• _Stated problem_:
Leaving out the pictures, please retype each record exactly.

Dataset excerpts
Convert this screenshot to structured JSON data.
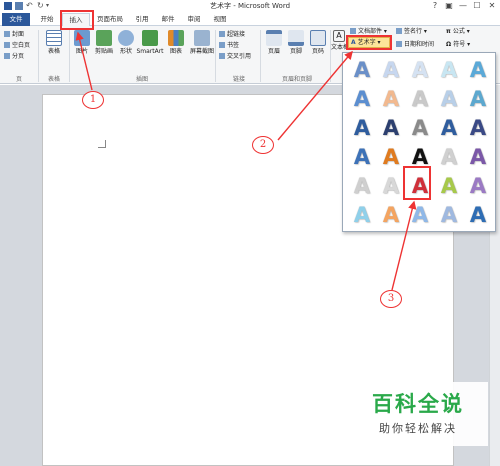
{
  "window": {
    "title": "艺术字 - Microsoft Word",
    "controls": [
      "?",
      "▣",
      "—",
      "☐",
      "✕"
    ]
  },
  "tabs": [
    "文件",
    "开始",
    "插入",
    "页面布局",
    "引用",
    "邮件",
    "审阅",
    "视图"
  ],
  "groups": {
    "pages": {
      "label": "页",
      "items": [
        "封面",
        "空白页",
        "分页"
      ]
    },
    "tables": {
      "label": "表格",
      "button": "表格"
    },
    "illustrations": {
      "label": "插图",
      "buttons": [
        "图片",
        "剪贴画",
        "形状",
        "SmartArt",
        "图表",
        "屏幕截图"
      ]
    },
    "links": {
      "label": "链接",
      "items": [
        "超链接",
        "书签",
        "交叉引用"
      ]
    },
    "header_footer": {
      "label": "页眉和页脚",
      "buttons": [
        "页眉",
        "页脚",
        "页码"
      ]
    },
    "text": {
      "text_box": "文本框",
      "quick_parts": "文档部件",
      "wordart": "艺术字",
      "signature": "签名行",
      "datetime": "日期和时间"
    },
    "symbols": {
      "formula": "公式",
      "symbol": "符号"
    }
  },
  "gallery": {
    "glyph": "A",
    "rows": [
      [
        "#6a8fc8",
        "#c7d7ef",
        "#d5e2f2",
        "#c8e6f2",
        "#5aa9d8"
      ],
      [
        "#5b8ed0",
        "#f2b98f",
        "#c9c9c9",
        "#b8cfe8",
        "#5ca8cf"
      ],
      [
        "#2f5d9e",
        "#2c3f6f",
        "#8a8a8a",
        "#2f5d9e",
        "#3b4a86"
      ],
      [
        "#3d72b8",
        "#e07b1f",
        "#111111",
        "#d0d0d0",
        "#7b58a8"
      ],
      [
        "#cfcfcf",
        "#d8d8d8",
        "#d0303a",
        "#a7c94a",
        "#9b7ac4"
      ],
      [
        "#8fd0ea",
        "#f4a460",
        "#8fb8e8",
        "#9fb9e0",
        "#2e6db4"
      ]
    ]
  },
  "annotations": {
    "circle1": "1",
    "circle2": "2",
    "circle3": "3"
  },
  "watermark": {
    "title": "百科全说",
    "subtitle": "助你轻松解决"
  }
}
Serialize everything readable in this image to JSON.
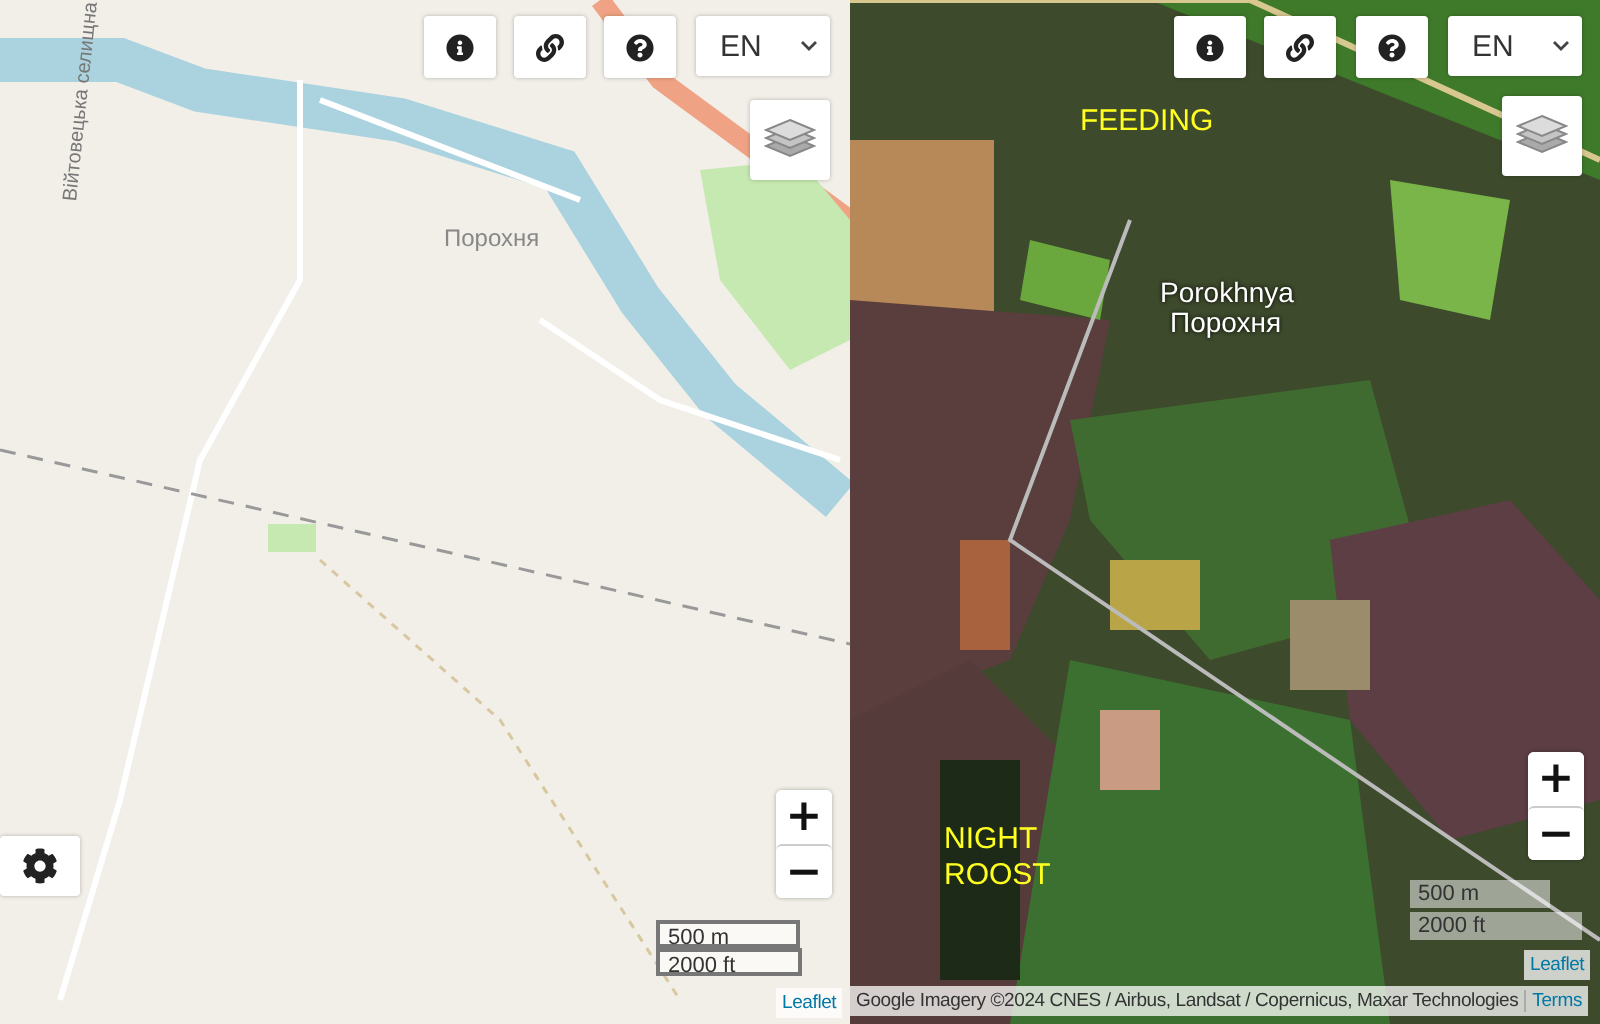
{
  "panes": [
    {
      "kind": "street",
      "labels": [
        {
          "kind": "road",
          "text": "Війтовецька селищна"
        },
        {
          "kind": "place",
          "text": "Порохня"
        }
      ],
      "buttons": [
        {
          "kind": "info"
        },
        {
          "kind": "link"
        },
        {
          "kind": "help"
        }
      ],
      "language": "EN",
      "zoom": [
        "+",
        "−"
      ],
      "scale": [
        "500 m",
        "2000 ft"
      ],
      "settings": true,
      "attribution": [
        {
          "kind": "link",
          "text": "Leaflet"
        }
      ]
    },
    {
      "kind": "satellite",
      "labels": [
        {
          "kind": "note",
          "text": "FEEDING"
        },
        {
          "kind": "town",
          "text": "Porokhnya"
        },
        {
          "kind": "town",
          "text": "Порохня"
        },
        {
          "kind": "note",
          "text": "NIGHT ROOST"
        }
      ],
      "buttons": [
        {
          "kind": "info"
        },
        {
          "kind": "link"
        },
        {
          "kind": "help"
        }
      ],
      "language": "EN",
      "zoom": [
        "+",
        "−"
      ],
      "scale": [
        "500 m",
        "2000 ft"
      ],
      "leaflet": "Leaflet",
      "attribution": [
        {
          "kind": "text",
          "text": "Google Imagery ©2024 CNES / Airbus, Landsat / Copernicus, Maxar Technologies"
        },
        {
          "kind": "link",
          "text": "Terms"
        }
      ]
    }
  ]
}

• _Answer in full_:
Convert this screenshot to structured JSON data.
{
  "window": {
    "title": "艺术字 - Microsoft Word",
    "controls": [
      "?",
      "▣",
      "—",
      "☐",
      "✕"
    ]
  },
  "tabs": [
    "文件",
    "开始",
    "插入",
    "页面布局",
    "引用",
    "邮件",
    "审阅",
    "视图"
  ],
  "groups": {
    "pages": {
      "label": "页",
      "items": [
        "封面",
        "空白页",
        "分页"
      ]
    },
    "tables": {
      "label": "表格",
      "button": "表格"
    },
    "illustrations": {
      "label": "插图",
      "buttons": [
        "图片",
        "剪贴画",
        "形状",
        "SmartArt",
        "图表",
        "屏幕截图"
      ]
    },
    "links": {
      "label": "链接",
      "items": [
        "超链接",
        "书签",
        "交叉引用"
      ]
    },
    "header_footer": {
      "label": "页眉和页脚",
      "buttons": [
        "页眉",
        "页脚",
        "页码"
      ]
    },
    "text": {
      "text_box": "文本框",
      "quick_parts": "文档部件",
      "wordart": "艺术字",
      "signature": "签名行",
      "datetime": "日期和时间"
    },
    "symbols": {
      "formula": "公式",
      "symbol": "符号"
    }
  },
  "gallery": {
    "glyph": "A",
    "rows": [
      [
        "#6a8fc8",
        "#c7d7ef",
        "#d5e2f2",
        "#c8e6f2",
        "#5aa9d8"
      ],
      [
        "#5b8ed0",
        "#f2b98f",
        "#c9c9c9",
        "#b8cfe8",
        "#5ca8cf"
      ],
      [
        "#2f5d9e",
        "#2c3f6f",
        "#8a8a8a",
        "#2f5d9e",
        "#3b4a86"
      ],
      [
        "#3d72b8",
        "#e07b1f",
        "#111111",
        "#d0d0d0",
        "#7b58a8"
      ],
      [
        "#cfcfcf",
        "#d8d8d8",
        "#d0303a",
        "#a7c94a",
        "#9b7ac4"
      ],
      [
        "#8fd0ea",
        "#f4a460",
        "#8fb8e8",
        "#9fb9e0",
        "#2e6db4"
      ]
    ]
  },
  "annotations": {
    "circle1": "1",
    "circle2": "2",
    "circle3": "3"
  },
  "watermark": {
    "title": "百科全说",
    "subtitle": "助你轻松解决"
  }
}
Serialize everything readable in this image to JSON.
{
  "panes": [
    {
      "kind": "street",
      "labels": [
        {
          "kind": "road",
          "text": "Війтовецька селищна"
        },
        {
          "kind": "place",
          "text": "Порохня"
        }
      ],
      "buttons": [
        {
          "kind": "info"
        },
        {
          "kind": "link"
        },
        {
          "kind": "help"
        }
      ],
      "language": "EN",
      "zoom": [
        "+",
        "−"
      ],
      "scale": [
        "500 m",
        "2000 ft"
      ],
      "settings": true,
      "attribution": [
        {
          "kind": "link",
          "text": "Leaflet"
        }
      ]
    },
    {
      "kind": "satellite",
      "labels": [
        {
          "kind": "note",
          "text": "FEEDING"
        },
        {
          "kind": "town",
          "text": "Porokhnya"
        },
        {
          "kind": "town",
          "text": "Порохня"
        },
        {
          "kind": "note",
          "text": "NIGHT ROOST"
        }
      ],
      "buttons": [
        {
          "kind": "info"
        },
        {
          "kind": "link"
        },
        {
          "kind": "help"
        }
      ],
      "language": "EN",
      "zoom": [
        "+",
        "−"
      ],
      "scale": [
        "500 m",
        "2000 ft"
      ],
      "leaflet": "Leaflet",
      "attribution": [
        {
          "kind": "text",
          "text": "Google Imagery ©2024 CNES / Airbus, Landsat / Copernicus, Maxar Technologies"
        },
        {
          "kind": "link",
          "text": "Terms"
        }
      ]
    }
  ]
}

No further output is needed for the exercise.